→ **What the exercise asks**: Below is a block of records; reproduce all of them exactly and leave out any pictures.
═══ Information shown
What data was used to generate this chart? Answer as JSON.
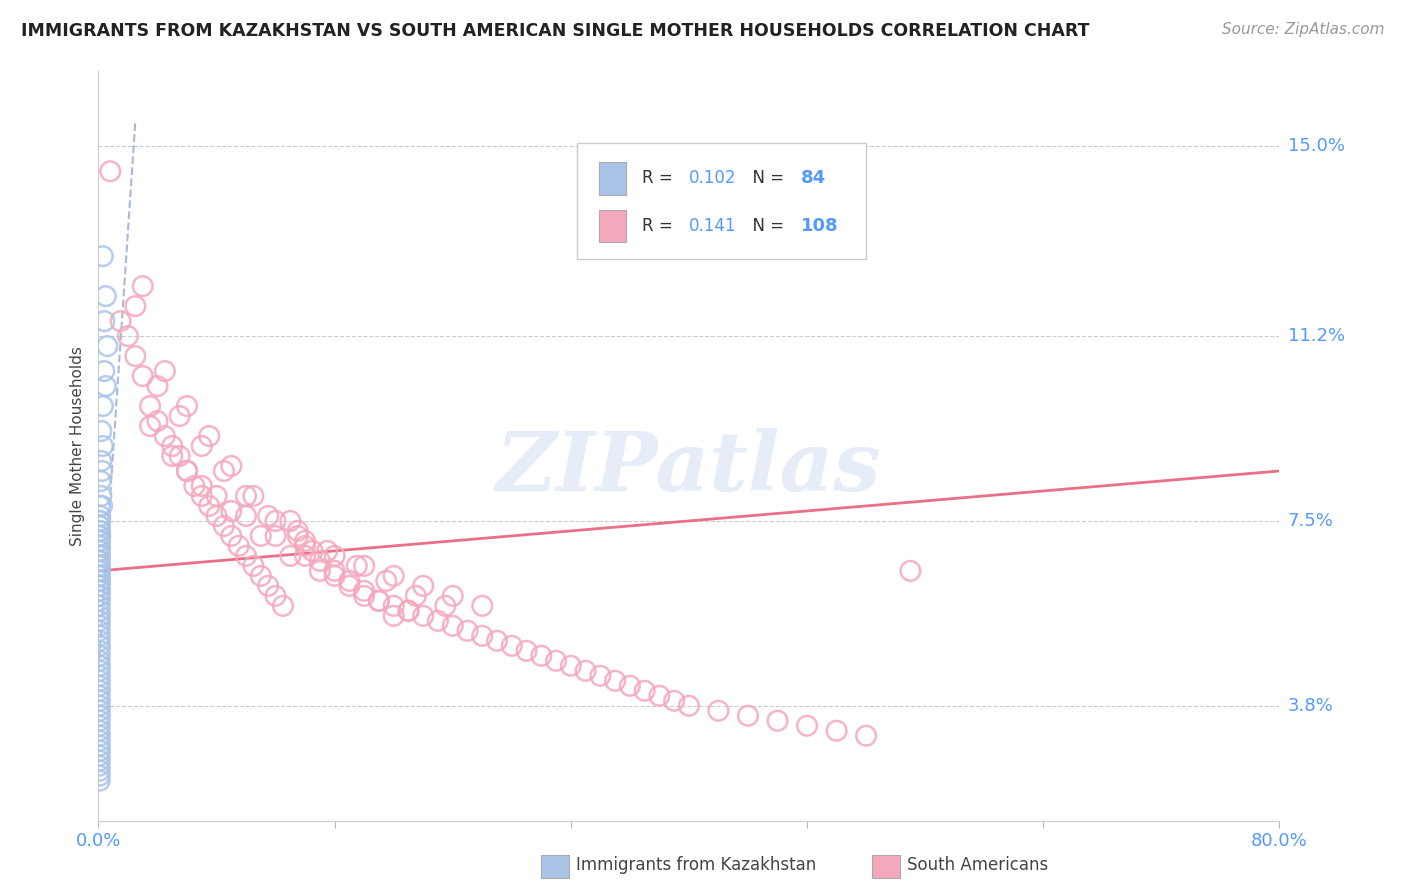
{
  "title": "IMMIGRANTS FROM KAZAKHSTAN VS SOUTH AMERICAN SINGLE MOTHER HOUSEHOLDS CORRELATION CHART",
  "source": "Source: ZipAtlas.com",
  "ylabel": "Single Mother Households",
  "ytick_labels": [
    "3.8%",
    "7.5%",
    "11.2%",
    "15.0%"
  ],
  "ytick_values": [
    3.8,
    7.5,
    11.2,
    15.0
  ],
  "xlim": [
    0.0,
    80.0
  ],
  "ylim": [
    1.5,
    16.5
  ],
  "xtick_positions": [
    0.0,
    16.0,
    32.0,
    48.0,
    64.0,
    80.0
  ],
  "xtick_labels": [
    "0.0%",
    "",
    "",
    "",
    "",
    "80.0%"
  ],
  "legend_blue_R": "0.102",
  "legend_blue_N": "84",
  "legend_pink_R": "0.141",
  "legend_pink_N": "108",
  "legend_label_blue": "Immigrants from Kazakhstan",
  "legend_label_pink": "South Americans",
  "watermark": "ZIPatlas",
  "blue_color": "#aac4e8",
  "pink_color": "#f4a8bc",
  "blue_line_color": "#8899cc",
  "pink_line_color": "#e8607a",
  "blue_scatter_x": [
    0.3,
    0.5,
    0.4,
    0.6,
    0.4,
    0.5,
    0.3,
    0.2,
    0.3,
    0.2,
    0.25,
    0.15,
    0.2,
    0.25,
    0.1,
    0.12,
    0.1,
    0.08,
    0.1,
    0.12,
    0.08,
    0.1,
    0.08,
    0.09,
    0.07,
    0.1,
    0.08,
    0.09,
    0.1,
    0.08,
    0.09,
    0.07,
    0.1,
    0.08,
    0.09,
    0.1,
    0.08,
    0.09,
    0.07,
    0.1,
    0.08,
    0.1,
    0.08,
    0.09,
    0.07,
    0.1,
    0.08,
    0.09,
    0.1,
    0.08,
    0.09,
    0.07,
    0.1,
    0.08,
    0.09,
    0.1,
    0.08,
    0.09,
    0.07,
    0.1,
    0.08,
    0.09,
    0.1,
    0.08,
    0.09,
    0.07,
    0.1,
    0.08,
    0.09,
    0.1,
    0.08,
    0.09,
    0.07,
    0.1,
    0.08,
    0.09,
    0.1,
    0.08,
    0.09,
    0.07,
    0.1,
    0.08,
    0.09,
    0.1,
    0.08
  ],
  "blue_scatter_y": [
    12.8,
    12.0,
    11.5,
    11.0,
    10.5,
    10.2,
    9.8,
    9.3,
    9.0,
    8.7,
    8.5,
    8.3,
    8.0,
    7.8,
    7.8,
    7.6,
    7.5,
    7.4,
    7.3,
    7.2,
    7.1,
    7.0,
    6.9,
    6.8,
    6.7,
    6.6,
    6.5,
    6.4,
    6.3,
    6.2,
    6.1,
    6.0,
    5.9,
    5.8,
    5.7,
    5.6,
    5.5,
    5.4,
    5.3,
    5.2,
    5.1,
    5.0,
    4.9,
    4.8,
    4.7,
    4.6,
    4.5,
    4.4,
    4.3,
    4.2,
    4.1,
    4.0,
    3.9,
    3.8,
    3.7,
    3.6,
    3.5,
    3.4,
    3.3,
    3.2,
    3.1,
    3.0,
    2.9,
    2.8,
    2.7,
    2.6,
    2.5,
    2.4,
    2.3,
    7.5,
    7.4,
    7.3,
    7.2,
    7.1,
    7.0,
    6.9,
    6.8,
    6.7,
    6.6,
    6.5,
    6.4,
    6.3,
    6.2,
    6.1,
    6.0
  ],
  "pink_scatter_x": [
    0.8,
    1.5,
    2.0,
    2.5,
    3.0,
    3.5,
    4.0,
    4.5,
    5.0,
    5.5,
    6.0,
    6.5,
    7.0,
    7.5,
    8.0,
    8.5,
    9.0,
    9.5,
    10.0,
    10.5,
    11.0,
    11.5,
    12.0,
    12.5,
    13.0,
    13.5,
    14.0,
    14.5,
    15.0,
    16.0,
    17.0,
    18.0,
    19.0,
    20.0,
    21.0,
    22.0,
    23.0,
    24.0,
    25.0,
    26.0,
    27.0,
    28.0,
    29.0,
    30.0,
    31.0,
    32.0,
    33.0,
    34.0,
    35.0,
    36.0,
    37.0,
    38.0,
    39.0,
    40.0,
    42.0,
    44.0,
    46.0,
    48.0,
    50.0,
    52.0,
    3.0,
    4.5,
    6.0,
    7.5,
    9.0,
    10.5,
    12.0,
    14.0,
    16.0,
    18.0,
    20.0,
    22.0,
    24.0,
    26.0,
    2.5,
    4.0,
    5.5,
    7.0,
    8.5,
    10.0,
    11.5,
    13.5,
    15.5,
    17.5,
    19.5,
    21.5,
    23.5,
    3.5,
    5.0,
    7.0,
    9.0,
    11.0,
    13.0,
    15.0,
    17.0,
    19.0,
    21.0,
    6.0,
    8.0,
    10.0,
    12.0,
    14.0,
    16.0,
    18.0,
    20.0,
    55.0
  ],
  "pink_scatter_y": [
    14.5,
    11.5,
    11.2,
    10.8,
    10.4,
    9.8,
    9.5,
    9.2,
    9.0,
    8.8,
    8.5,
    8.2,
    8.0,
    7.8,
    7.6,
    7.4,
    7.2,
    7.0,
    6.8,
    6.6,
    6.4,
    6.2,
    6.0,
    5.8,
    7.5,
    7.3,
    7.1,
    6.9,
    6.7,
    6.5,
    6.3,
    6.1,
    5.9,
    5.8,
    5.7,
    5.6,
    5.5,
    5.4,
    5.3,
    5.2,
    5.1,
    5.0,
    4.9,
    4.8,
    4.7,
    4.6,
    4.5,
    4.4,
    4.3,
    4.2,
    4.1,
    4.0,
    3.9,
    3.8,
    3.7,
    3.6,
    3.5,
    3.4,
    3.3,
    3.2,
    12.2,
    10.5,
    9.8,
    9.2,
    8.6,
    8.0,
    7.5,
    7.0,
    6.8,
    6.6,
    6.4,
    6.2,
    6.0,
    5.8,
    11.8,
    10.2,
    9.6,
    9.0,
    8.5,
    8.0,
    7.6,
    7.2,
    6.9,
    6.6,
    6.3,
    6.0,
    5.8,
    9.4,
    8.8,
    8.2,
    7.7,
    7.2,
    6.8,
    6.5,
    6.2,
    5.9,
    5.7,
    8.5,
    8.0,
    7.6,
    7.2,
    6.8,
    6.4,
    6.0,
    5.6,
    6.5
  ],
  "blue_line_start_x": 0.0,
  "blue_line_start_y": 4.5,
  "blue_line_end_x": 2.5,
  "blue_line_end_y": 15.5,
  "pink_line_start_x": 0.0,
  "pink_line_start_y": 6.5,
  "pink_line_end_x": 80.0,
  "pink_line_end_y": 8.5
}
══════
→ **Task response**:
What data was used to generate this chart? Answer as JSON.
{
  "title": "IMMIGRANTS FROM KAZAKHSTAN VS SOUTH AMERICAN SINGLE MOTHER HOUSEHOLDS CORRELATION CHART",
  "source": "Source: ZipAtlas.com",
  "ylabel": "Single Mother Households",
  "ytick_labels": [
    "3.8%",
    "7.5%",
    "11.2%",
    "15.0%"
  ],
  "ytick_values": [
    3.8,
    7.5,
    11.2,
    15.0
  ],
  "xlim": [
    0.0,
    80.0
  ],
  "ylim": [
    1.5,
    16.5
  ],
  "xtick_positions": [
    0.0,
    16.0,
    32.0,
    48.0,
    64.0,
    80.0
  ],
  "xtick_labels": [
    "0.0%",
    "",
    "",
    "",
    "",
    "80.0%"
  ],
  "legend_blue_R": "0.102",
  "legend_blue_N": "84",
  "legend_pink_R": "0.141",
  "legend_pink_N": "108",
  "legend_label_blue": "Immigrants from Kazakhstan",
  "legend_label_pink": "South Americans",
  "watermark": "ZIPatlas",
  "blue_color": "#aac4e8",
  "pink_color": "#f4a8bc",
  "blue_line_color": "#8899cc",
  "pink_line_color": "#e8607a",
  "blue_scatter_x": [
    0.3,
    0.5,
    0.4,
    0.6,
    0.4,
    0.5,
    0.3,
    0.2,
    0.3,
    0.2,
    0.25,
    0.15,
    0.2,
    0.25,
    0.1,
    0.12,
    0.1,
    0.08,
    0.1,
    0.12,
    0.08,
    0.1,
    0.08,
    0.09,
    0.07,
    0.1,
    0.08,
    0.09,
    0.1,
    0.08,
    0.09,
    0.07,
    0.1,
    0.08,
    0.09,
    0.1,
    0.08,
    0.09,
    0.07,
    0.1,
    0.08,
    0.1,
    0.08,
    0.09,
    0.07,
    0.1,
    0.08,
    0.09,
    0.1,
    0.08,
    0.09,
    0.07,
    0.1,
    0.08,
    0.09,
    0.1,
    0.08,
    0.09,
    0.07,
    0.1,
    0.08,
    0.09,
    0.1,
    0.08,
    0.09,
    0.07,
    0.1,
    0.08,
    0.09,
    0.1,
    0.08,
    0.09,
    0.07,
    0.1,
    0.08,
    0.09,
    0.1,
    0.08,
    0.09,
    0.07,
    0.1,
    0.08,
    0.09,
    0.1,
    0.08
  ],
  "blue_scatter_y": [
    12.8,
    12.0,
    11.5,
    11.0,
    10.5,
    10.2,
    9.8,
    9.3,
    9.0,
    8.7,
    8.5,
    8.3,
    8.0,
    7.8,
    7.8,
    7.6,
    7.5,
    7.4,
    7.3,
    7.2,
    7.1,
    7.0,
    6.9,
    6.8,
    6.7,
    6.6,
    6.5,
    6.4,
    6.3,
    6.2,
    6.1,
    6.0,
    5.9,
    5.8,
    5.7,
    5.6,
    5.5,
    5.4,
    5.3,
    5.2,
    5.1,
    5.0,
    4.9,
    4.8,
    4.7,
    4.6,
    4.5,
    4.4,
    4.3,
    4.2,
    4.1,
    4.0,
    3.9,
    3.8,
    3.7,
    3.6,
    3.5,
    3.4,
    3.3,
    3.2,
    3.1,
    3.0,
    2.9,
    2.8,
    2.7,
    2.6,
    2.5,
    2.4,
    2.3,
    7.5,
    7.4,
    7.3,
    7.2,
    7.1,
    7.0,
    6.9,
    6.8,
    6.7,
    6.6,
    6.5,
    6.4,
    6.3,
    6.2,
    6.1,
    6.0
  ],
  "pink_scatter_x": [
    0.8,
    1.5,
    2.0,
    2.5,
    3.0,
    3.5,
    4.0,
    4.5,
    5.0,
    5.5,
    6.0,
    6.5,
    7.0,
    7.5,
    8.0,
    8.5,
    9.0,
    9.5,
    10.0,
    10.5,
    11.0,
    11.5,
    12.0,
    12.5,
    13.0,
    13.5,
    14.0,
    14.5,
    15.0,
    16.0,
    17.0,
    18.0,
    19.0,
    20.0,
    21.0,
    22.0,
    23.0,
    24.0,
    25.0,
    26.0,
    27.0,
    28.0,
    29.0,
    30.0,
    31.0,
    32.0,
    33.0,
    34.0,
    35.0,
    36.0,
    37.0,
    38.0,
    39.0,
    40.0,
    42.0,
    44.0,
    46.0,
    48.0,
    50.0,
    52.0,
    3.0,
    4.5,
    6.0,
    7.5,
    9.0,
    10.5,
    12.0,
    14.0,
    16.0,
    18.0,
    20.0,
    22.0,
    24.0,
    26.0,
    2.5,
    4.0,
    5.5,
    7.0,
    8.5,
    10.0,
    11.5,
    13.5,
    15.5,
    17.5,
    19.5,
    21.5,
    23.5,
    3.5,
    5.0,
    7.0,
    9.0,
    11.0,
    13.0,
    15.0,
    17.0,
    19.0,
    21.0,
    6.0,
    8.0,
    10.0,
    12.0,
    14.0,
    16.0,
    18.0,
    20.0,
    55.0
  ],
  "pink_scatter_y": [
    14.5,
    11.5,
    11.2,
    10.8,
    10.4,
    9.8,
    9.5,
    9.2,
    9.0,
    8.8,
    8.5,
    8.2,
    8.0,
    7.8,
    7.6,
    7.4,
    7.2,
    7.0,
    6.8,
    6.6,
    6.4,
    6.2,
    6.0,
    5.8,
    7.5,
    7.3,
    7.1,
    6.9,
    6.7,
    6.5,
    6.3,
    6.1,
    5.9,
    5.8,
    5.7,
    5.6,
    5.5,
    5.4,
    5.3,
    5.2,
    5.1,
    5.0,
    4.9,
    4.8,
    4.7,
    4.6,
    4.5,
    4.4,
    4.3,
    4.2,
    4.1,
    4.0,
    3.9,
    3.8,
    3.7,
    3.6,
    3.5,
    3.4,
    3.3,
    3.2,
    12.2,
    10.5,
    9.8,
    9.2,
    8.6,
    8.0,
    7.5,
    7.0,
    6.8,
    6.6,
    6.4,
    6.2,
    6.0,
    5.8,
    11.8,
    10.2,
    9.6,
    9.0,
    8.5,
    8.0,
    7.6,
    7.2,
    6.9,
    6.6,
    6.3,
    6.0,
    5.8,
    9.4,
    8.8,
    8.2,
    7.7,
    7.2,
    6.8,
    6.5,
    6.2,
    5.9,
    5.7,
    8.5,
    8.0,
    7.6,
    7.2,
    6.8,
    6.4,
    6.0,
    5.6,
    6.5
  ],
  "blue_line_start_x": 0.0,
  "blue_line_start_y": 4.5,
  "blue_line_end_x": 2.5,
  "blue_line_end_y": 15.5,
  "pink_line_start_x": 0.0,
  "pink_line_start_y": 6.5,
  "pink_line_end_x": 80.0,
  "pink_line_end_y": 8.5
}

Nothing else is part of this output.